Pressemitteilung 06.03.2017

Bundesregierung muss Politik für Verbraucher statt für Banken machen

Zur öffentlichen Sachverständigen-Anhörung im Finanzausschuss zum Gesetzentwurf der Bundesregierung „Ergänzung des Finanzdienstleistungsaufsichtsrechts bei Gefahren für die Stabilität des Finanzsystems“ und „Änderungen der Wohnimmobilienkreditrichtlinie“ erklären Dr. Gerhard Schick, Sprecher für Finanzpolitik, und Nicole Maisch, Sprecherin für Verbraucherpolitik:

Nach Anhörung der Sachverständigen steht fest: Die Bundesregierung muss jetzt nachliefern und Kernpunkte des Verbraucherschutzes im Gesetz ergänzen. Es muss eine gerechte und rechtssichere Lösung für die Berechnung von Vorfälligkeitsschäden verankert werden. Die deutschen Verbraucherinnen und Verbraucher können nicht erneut von der Bundesregierung auf den mühsamen Weg vor den EuGH gezwungen werden, um eine gerechte Regelung zu erstreiten. Bei den sogenannten Kopplungsprodukten muss das Gesetz ebenfalls auf den europarechtlichen Verbraucherschutzstandard gebracht werden. Produkte dürfen nur gekoppelt werden, wenn das im Interesse der Verbraucherinnen und Verbraucher liegt. Andernfalls drohen Staatshaftungsklagen, so warnten Sachverständige.
------------------------------------------------
§ **FRAGEN ZUM MATERIAL**:
A) Wovor haben die Sachverständigen laut der Pressemitteilung zur Anhörung im Finanzausschuss gewarnt?
B) Führen Sie die Pressemitteilung zur Anhörung im Finanzausschuss nach ihrem letzten Satz weiter.
------------------------------------------------
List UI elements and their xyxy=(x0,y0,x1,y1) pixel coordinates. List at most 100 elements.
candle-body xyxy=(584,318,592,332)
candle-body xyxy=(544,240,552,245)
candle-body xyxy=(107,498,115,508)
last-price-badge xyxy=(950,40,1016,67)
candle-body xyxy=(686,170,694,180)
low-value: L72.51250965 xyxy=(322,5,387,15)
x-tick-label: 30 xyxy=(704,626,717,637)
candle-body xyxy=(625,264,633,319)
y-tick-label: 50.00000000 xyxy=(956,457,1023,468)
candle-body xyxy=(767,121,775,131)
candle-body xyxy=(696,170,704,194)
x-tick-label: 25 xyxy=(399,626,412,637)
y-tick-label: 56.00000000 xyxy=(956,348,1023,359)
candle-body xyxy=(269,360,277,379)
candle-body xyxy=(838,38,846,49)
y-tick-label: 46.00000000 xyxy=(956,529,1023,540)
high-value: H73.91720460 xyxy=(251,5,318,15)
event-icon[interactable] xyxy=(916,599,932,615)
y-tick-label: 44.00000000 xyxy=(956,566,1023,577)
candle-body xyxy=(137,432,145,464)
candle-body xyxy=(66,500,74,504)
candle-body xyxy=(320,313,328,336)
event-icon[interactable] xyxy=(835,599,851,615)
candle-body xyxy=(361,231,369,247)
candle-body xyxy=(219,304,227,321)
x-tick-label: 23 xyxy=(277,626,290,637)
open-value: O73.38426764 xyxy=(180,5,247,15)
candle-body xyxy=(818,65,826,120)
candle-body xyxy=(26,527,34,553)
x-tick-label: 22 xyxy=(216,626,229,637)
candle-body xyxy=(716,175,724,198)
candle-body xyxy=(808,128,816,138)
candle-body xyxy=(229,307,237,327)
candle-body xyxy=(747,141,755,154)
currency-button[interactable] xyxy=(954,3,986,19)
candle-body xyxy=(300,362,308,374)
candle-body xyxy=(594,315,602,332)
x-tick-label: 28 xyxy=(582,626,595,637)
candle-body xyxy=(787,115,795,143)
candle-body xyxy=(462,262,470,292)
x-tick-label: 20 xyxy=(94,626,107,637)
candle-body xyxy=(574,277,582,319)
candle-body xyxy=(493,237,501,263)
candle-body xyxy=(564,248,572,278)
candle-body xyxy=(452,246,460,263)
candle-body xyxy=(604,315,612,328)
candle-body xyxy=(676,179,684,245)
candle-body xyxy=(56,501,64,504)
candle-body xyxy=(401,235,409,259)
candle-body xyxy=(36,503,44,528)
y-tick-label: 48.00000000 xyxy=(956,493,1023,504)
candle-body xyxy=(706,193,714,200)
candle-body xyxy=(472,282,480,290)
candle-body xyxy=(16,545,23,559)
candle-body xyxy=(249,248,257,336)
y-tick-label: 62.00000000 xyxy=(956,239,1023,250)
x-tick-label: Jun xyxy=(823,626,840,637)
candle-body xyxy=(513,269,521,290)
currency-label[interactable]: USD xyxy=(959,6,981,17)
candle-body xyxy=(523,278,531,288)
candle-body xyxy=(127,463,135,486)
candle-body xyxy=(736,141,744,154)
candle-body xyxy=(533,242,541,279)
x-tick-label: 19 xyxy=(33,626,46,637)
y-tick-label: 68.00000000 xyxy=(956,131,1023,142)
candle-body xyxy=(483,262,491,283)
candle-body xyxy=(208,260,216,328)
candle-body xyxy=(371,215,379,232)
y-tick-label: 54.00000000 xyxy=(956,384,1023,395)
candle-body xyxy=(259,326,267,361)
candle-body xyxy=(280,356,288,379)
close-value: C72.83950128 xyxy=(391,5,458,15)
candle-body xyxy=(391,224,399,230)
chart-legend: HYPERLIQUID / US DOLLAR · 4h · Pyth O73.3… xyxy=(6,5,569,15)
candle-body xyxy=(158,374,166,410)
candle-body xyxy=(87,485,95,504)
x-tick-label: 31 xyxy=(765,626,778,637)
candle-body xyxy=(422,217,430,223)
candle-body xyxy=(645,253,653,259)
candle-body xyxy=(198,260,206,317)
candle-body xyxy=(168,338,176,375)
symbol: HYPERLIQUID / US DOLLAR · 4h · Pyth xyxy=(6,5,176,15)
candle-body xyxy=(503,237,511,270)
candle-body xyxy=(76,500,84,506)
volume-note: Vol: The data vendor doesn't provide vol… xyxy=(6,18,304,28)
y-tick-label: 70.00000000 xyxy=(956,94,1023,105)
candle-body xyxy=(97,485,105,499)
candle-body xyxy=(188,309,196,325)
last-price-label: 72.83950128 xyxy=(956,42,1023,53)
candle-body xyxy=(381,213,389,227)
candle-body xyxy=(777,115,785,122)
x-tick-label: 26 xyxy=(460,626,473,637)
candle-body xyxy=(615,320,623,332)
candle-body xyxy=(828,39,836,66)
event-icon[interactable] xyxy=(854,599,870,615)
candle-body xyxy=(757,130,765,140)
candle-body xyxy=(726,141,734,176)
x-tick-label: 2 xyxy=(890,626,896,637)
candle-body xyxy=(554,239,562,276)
------------------------------------------------
§ **ERGEBNISSE DER AUFGABEN**:
A) Vor Staatshaftungsklagen.

B)
Für die Instrumente zur Dämpfung einer Immobilienblase gab es in der Anhörung eine interessante Allianz: Konservative und linke Ökonomen sowie die Bundesbank plädierten gemeinsam mit der Opposition aus Grünen und Linken gegen die Koalitionsfraktionen, die im Dienst der Bankenlobby den entsprechenden Gesetzesteil streichen oder aufweichen wollen. Zur präventiven Sicherung der Finanzstabilität ist es geboten, die vorgeschlagenen Instrumente zeitnah zu schaffen, noch bevor sich eine konkrete Gefahr realisiert. Dadurch werden vor allem auch Haushalte mit geringeren Einkommen davor geschützt, sich in einer Blase mit einem nicht-nachhaltigen Darlehensvertrag zu übernehmen.